━━━━━ DATASET RECORDS
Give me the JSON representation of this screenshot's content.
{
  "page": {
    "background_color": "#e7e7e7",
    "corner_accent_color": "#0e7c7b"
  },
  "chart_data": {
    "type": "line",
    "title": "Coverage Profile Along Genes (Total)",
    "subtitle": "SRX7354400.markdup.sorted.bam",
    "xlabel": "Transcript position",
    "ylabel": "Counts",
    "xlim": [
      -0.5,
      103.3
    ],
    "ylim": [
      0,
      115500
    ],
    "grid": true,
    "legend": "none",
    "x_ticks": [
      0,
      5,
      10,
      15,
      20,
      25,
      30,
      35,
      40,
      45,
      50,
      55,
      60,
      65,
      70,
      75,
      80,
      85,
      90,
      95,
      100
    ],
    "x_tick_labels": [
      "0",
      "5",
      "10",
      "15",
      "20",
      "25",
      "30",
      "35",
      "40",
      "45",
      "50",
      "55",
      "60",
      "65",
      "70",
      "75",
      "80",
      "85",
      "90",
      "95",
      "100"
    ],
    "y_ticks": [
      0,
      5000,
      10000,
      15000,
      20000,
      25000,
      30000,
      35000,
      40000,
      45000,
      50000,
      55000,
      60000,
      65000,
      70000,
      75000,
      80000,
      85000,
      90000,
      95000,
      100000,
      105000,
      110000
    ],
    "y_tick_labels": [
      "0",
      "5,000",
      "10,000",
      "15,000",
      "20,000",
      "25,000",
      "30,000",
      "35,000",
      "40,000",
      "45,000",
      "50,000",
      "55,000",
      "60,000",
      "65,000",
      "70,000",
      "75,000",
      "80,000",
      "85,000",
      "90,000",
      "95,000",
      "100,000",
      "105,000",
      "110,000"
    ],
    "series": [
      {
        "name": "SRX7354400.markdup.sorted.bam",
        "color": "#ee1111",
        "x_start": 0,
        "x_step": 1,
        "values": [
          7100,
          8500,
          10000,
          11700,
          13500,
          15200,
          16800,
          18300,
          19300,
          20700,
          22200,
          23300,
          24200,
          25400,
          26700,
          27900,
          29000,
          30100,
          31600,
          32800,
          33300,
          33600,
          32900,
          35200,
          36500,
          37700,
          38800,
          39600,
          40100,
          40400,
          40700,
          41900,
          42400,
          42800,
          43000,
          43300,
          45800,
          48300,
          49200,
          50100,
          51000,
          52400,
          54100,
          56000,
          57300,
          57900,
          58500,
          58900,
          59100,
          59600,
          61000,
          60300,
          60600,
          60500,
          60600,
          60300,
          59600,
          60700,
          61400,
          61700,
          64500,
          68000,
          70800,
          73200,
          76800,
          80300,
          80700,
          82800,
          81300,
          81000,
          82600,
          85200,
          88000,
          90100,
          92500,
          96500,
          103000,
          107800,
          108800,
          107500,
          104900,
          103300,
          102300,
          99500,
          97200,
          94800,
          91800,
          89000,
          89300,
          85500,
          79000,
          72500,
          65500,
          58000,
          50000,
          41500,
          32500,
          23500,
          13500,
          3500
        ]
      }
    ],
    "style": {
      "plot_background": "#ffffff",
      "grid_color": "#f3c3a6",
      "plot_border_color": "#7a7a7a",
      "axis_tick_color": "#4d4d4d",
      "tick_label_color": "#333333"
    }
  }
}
━━━━━━━━━━
PROBLEM STATEMENT: Copy out all of the material, word for word.

SOLUTION FOR THIS EXERCISE:
Give me the JSON representation of this screenshot's content.
{
  "page": {
    "background_color": "#e7e7e7",
    "corner_accent_color": "#0e7c7b"
  },
  "chart_data": {
    "type": "line",
    "title": "Coverage Profile Along Genes (Total)",
    "subtitle": "SRX7354400.markdup.sorted.bam",
    "xlabel": "Transcript position",
    "ylabel": "Counts",
    "xlim": [
      -0.5,
      103.3
    ],
    "ylim": [
      0,
      115500
    ],
    "grid": true,
    "legend": "none",
    "x_ticks": [
      0,
      5,
      10,
      15,
      20,
      25,
      30,
      35,
      40,
      45,
      50,
      55,
      60,
      65,
      70,
      75,
      80,
      85,
      90,
      95,
      100
    ],
    "x_tick_labels": [
      "0",
      "5",
      "10",
      "15",
      "20",
      "25",
      "30",
      "35",
      "40",
      "45",
      "50",
      "55",
      "60",
      "65",
      "70",
      "75",
      "80",
      "85",
      "90",
      "95",
      "100"
    ],
    "y_ticks": [
      0,
      5000,
      10000,
      15000,
      20000,
      25000,
      30000,
      35000,
      40000,
      45000,
      50000,
      55000,
      60000,
      65000,
      70000,
      75000,
      80000,
      85000,
      90000,
      95000,
      100000,
      105000,
      110000
    ],
    "y_tick_labels": [
      "0",
      "5,000",
      "10,000",
      "15,000",
      "20,000",
      "25,000",
      "30,000",
      "35,000",
      "40,000",
      "45,000",
      "50,000",
      "55,000",
      "60,000",
      "65,000",
      "70,000",
      "75,000",
      "80,000",
      "85,000",
      "90,000",
      "95,000",
      "100,000",
      "105,000",
      "110,000"
    ],
    "series": [
      {
        "name": "SRX7354400.markdup.sorted.bam",
        "color": "#ee1111",
        "x_start": 0,
        "x_step": 1,
        "values": [
          7100,
          8500,
          10000,
          11700,
          13500,
          15200,
          16800,
          18300,
          19300,
          20700,
          22200,
          23300,
          24200,
          25400,
          26700,
          27900,
          29000,
          30100,
          31600,
          32800,
          33300,
          33600,
          32900,
          35200,
          36500,
          37700,
          38800,
          39600,
          40100,
          40400,
          40700,
          41900,
          42400,
          42800,
          43000,
          43300,
          45800,
          48300,
          49200,
          50100,
          51000,
          52400,
          54100,
          56000,
          57300,
          57900,
          58500,
          58900,
          59100,
          59600,
          61000,
          60300,
          60600,
          60500,
          60600,
          60300,
          59600,
          60700,
          61400,
          61700,
          64500,
          68000,
          70800,
          73200,
          76800,
          80300,
          80700,
          82800,
          81300,
          81000,
          82600,
          85200,
          88000,
          90100,
          92500,
          96500,
          103000,
          107800,
          108800,
          107500,
          104900,
          103300,
          102300,
          99500,
          97200,
          94800,
          91800,
          89000,
          89300,
          85500,
          79000,
          72500,
          65500,
          58000,
          50000,
          41500,
          32500,
          23500,
          13500,
          3500
        ]
      }
    ],
    "style": {
      "plot_background": "#ffffff",
      "grid_color": "#f3c3a6",
      "plot_border_color": "#7a7a7a",
      "axis_tick_color": "#4d4d4d",
      "tick_label_color": "#333333"
    }
  }
}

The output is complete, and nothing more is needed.